start

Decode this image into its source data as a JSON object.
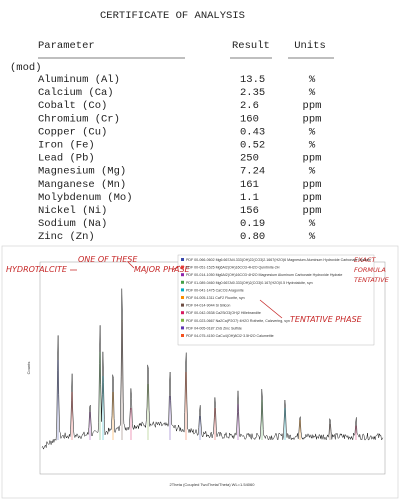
{
  "certificate": {
    "title": "CERTIFICATE OF ANALYSIS",
    "headers": [
      "Parameter",
      "Result",
      "Units"
    ],
    "group": "(mod)",
    "rows": [
      [
        "Aluminum (Al)",
        "13.5",
        "%"
      ],
      [
        "Calcium (Ca)",
        "2.35",
        "%"
      ],
      [
        "Cobalt (Co)",
        "2.6",
        "ppm"
      ],
      [
        "Chromium (Cr)",
        "160",
        "ppm"
      ],
      [
        "Copper (Cu)",
        "0.43",
        "%"
      ],
      [
        "Iron (Fe)",
        "0.52",
        "%"
      ],
      [
        "Lead (Pb)",
        "250",
        "ppm"
      ],
      [
        "Magnesium (Mg)",
        "7.24",
        "%"
      ],
      [
        "Manganese (Mn)",
        "161",
        "ppm"
      ],
      [
        "Molybdenum (Mo)",
        "1.1",
        "ppm"
      ],
      [
        "Nickel (Ni)",
        "156",
        "ppm"
      ],
      [
        "Sodium (Na)",
        "0.19",
        "%"
      ],
      [
        "Zinc (Zn)",
        "0.80",
        "%"
      ]
    ]
  },
  "pattern": {
    "y_label": "Counts",
    "x_label": "2Theta (Coupled TwoTheta/Theta) WL=1.54060",
    "legend": [
      "PDF 00-066-0602 Mg6.667Al4.333(OH)22(CO3)2.1667(H2O)6 Magnesium Aluminum Hydroxide Carbonate Hydrate",
      "PDF 00-051-1525 Mg6Al2(OH)16CO3·4H2O Quintinite-2H",
      "PDF 00-014-1050 Mg6Al2(OH)16CO3·4H2O Magnesium Aluminum Carbonate Hydroxide Hydrate",
      "PDF 01-089-0460 Mg0.667Al0.333(OH)2(CO3)0.167(H2O)0.5 Hydrotalcite, syn",
      "PDF 00-041-1475 CaCO3 Aragonite",
      "PDF 04-005-1311 CaF2 Fluorite, syn",
      "PDF 04-014-9044 Si Silicon",
      "PDF 00-042-0538 Ca2SiO3(OH)2 Hillebrandite",
      "PDF 00-023-0667 Na2Ca(P2O7)·4H2O Rotheite, Calzvering, syn",
      "PDF 04-005-0187 ZnS Zinc Sulfide",
      "PDF 04-075-4150 CaCu4(OH)8Cl2·3.5H2O Calumetite"
    ],
    "annotations": [
      "HYDROTALCITE",
      "ONE OF THESE",
      "MAJOR PHASE",
      "EXACT FORMULA TENTATIVE",
      "TENTATIVE PHASE"
    ]
  }
}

end

## What to do
Report every line containing the word "Zinc" from the listing above.

## The reply
        "Zinc (Zn)",
      "PDF 04-005-0187 ZnS Zinc Sulfide",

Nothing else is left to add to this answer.